Objective
Copy all entries without alteration and skip the pictures they hold.

Data excerpts
####################
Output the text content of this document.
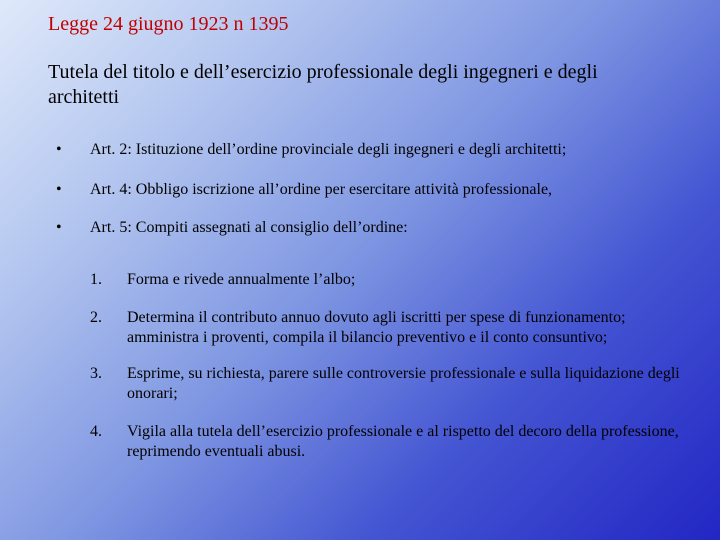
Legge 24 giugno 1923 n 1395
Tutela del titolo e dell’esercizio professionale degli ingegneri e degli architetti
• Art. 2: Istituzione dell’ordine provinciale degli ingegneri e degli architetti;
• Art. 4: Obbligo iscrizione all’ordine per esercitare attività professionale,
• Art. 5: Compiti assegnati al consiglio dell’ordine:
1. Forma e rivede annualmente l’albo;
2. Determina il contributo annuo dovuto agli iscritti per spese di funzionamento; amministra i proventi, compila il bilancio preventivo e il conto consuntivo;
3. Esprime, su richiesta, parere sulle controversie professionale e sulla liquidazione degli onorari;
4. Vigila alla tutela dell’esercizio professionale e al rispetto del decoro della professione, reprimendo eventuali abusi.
####################
Expected output
Output the text content of this document.
Legge 24 giugno 1923 n 1395
Tutela del titolo e dell’esercizio professionale degli ingegneri e degli architetti
• Art. 2: Istituzione dell’ordine provinciale degli ingegneri e degli architetti;
• Art. 4: Obbligo iscrizione all’ordine per esercitare attività professionale,
• Art. 5: Compiti assegnati al consiglio dell’ordine:
1. Forma e rivede annualmente l’albo;
2. Determina il contributo annuo dovuto agli iscritti per spese di funzionamento; amministra i proventi, compila il bilancio preventivo e il conto consuntivo;
3. Esprime, su richiesta, parere sulle controversie professionale e sulla liquidazione degli onorari;
4. Vigila alla tutela dell’esercizio professionale e al rispetto del decoro della professione, reprimendo eventuali abusi.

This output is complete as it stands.